DIRECTION :: Write out each line beneath this one exactly as it reads.

THE INPUT ::
#####

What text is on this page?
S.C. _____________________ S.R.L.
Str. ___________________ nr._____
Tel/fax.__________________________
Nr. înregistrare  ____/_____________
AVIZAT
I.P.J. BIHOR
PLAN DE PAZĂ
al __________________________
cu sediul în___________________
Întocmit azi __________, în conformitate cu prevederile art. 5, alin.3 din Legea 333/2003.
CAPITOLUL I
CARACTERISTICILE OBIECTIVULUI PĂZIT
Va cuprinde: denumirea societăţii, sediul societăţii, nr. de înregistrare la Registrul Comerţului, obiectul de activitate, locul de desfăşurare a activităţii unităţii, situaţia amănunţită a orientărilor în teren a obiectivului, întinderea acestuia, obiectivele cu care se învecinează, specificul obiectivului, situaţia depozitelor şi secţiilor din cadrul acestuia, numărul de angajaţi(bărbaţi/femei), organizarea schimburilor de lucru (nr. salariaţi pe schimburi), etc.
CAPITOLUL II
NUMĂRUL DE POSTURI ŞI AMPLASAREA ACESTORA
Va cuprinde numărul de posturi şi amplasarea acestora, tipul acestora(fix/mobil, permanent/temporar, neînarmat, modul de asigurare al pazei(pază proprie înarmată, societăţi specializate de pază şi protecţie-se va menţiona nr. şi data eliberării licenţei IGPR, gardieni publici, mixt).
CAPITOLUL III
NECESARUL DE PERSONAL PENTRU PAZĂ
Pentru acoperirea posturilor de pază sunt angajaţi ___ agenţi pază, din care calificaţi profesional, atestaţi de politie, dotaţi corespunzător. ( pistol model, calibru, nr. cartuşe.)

#####

CORRECT OUTPUT ::
What text is on this page?
S.C. _____________________ S.R.L.
Str. ___________________ nr._____
Tel/fax.__________________________
Nr. înregistrare  ____/_____________
AVIZAT
I.P.J. BIHOR
PLAN DE PAZĂ
al __________________________
cu sediul în___________________
Întocmit azi __________, în conformitate cu prevederile art. 5, alin.3 din Legea 333/2003.
CAPITOLUL I
CARACTERISTICILE OBIECTIVULUI PĂZIT
Va cuprinde: denumirea societăţii, sediul societăţii, nr. de înregistrare la Registrul Comerţului, obiectul de activitate, locul de desfăşurare a activităţii unităţii, situaţia amănunţită a orientărilor în teren a obiectivului, întinderea acestuia, obiectivele cu care se învecinează, specificul obiectivului, situaţia depozitelor şi secţiilor din cadrul acestuia, numărul de angajaţi(bărbaţi/femei), organizarea schimburilor de lucru (nr. salariaţi pe schimburi), etc.
CAPITOLUL II
NUMĂRUL DE POSTURI ŞI AMPLASAREA ACESTORA
Va cuprinde numărul de posturi şi amplasarea acestora, tipul acestora(fix/mobil, permanent/temporar, neînarmat, modul de asigurare al pazei(pază proprie înarmată, societăţi specializate de pază şi protecţie-se va menţiona nr. şi data eliberării licenţei IGPR, gardieni publici, mixt).
CAPITOLUL III
NECESARUL DE PERSONAL PENTRU PAZĂ
Pentru acoperirea posturilor de pază sunt angajaţi ___ agenţi pază, din care calificaţi profesional, atestaţi de politie, dotaţi corespunzător. ( pistol model, calibru, nr. cartuşe.)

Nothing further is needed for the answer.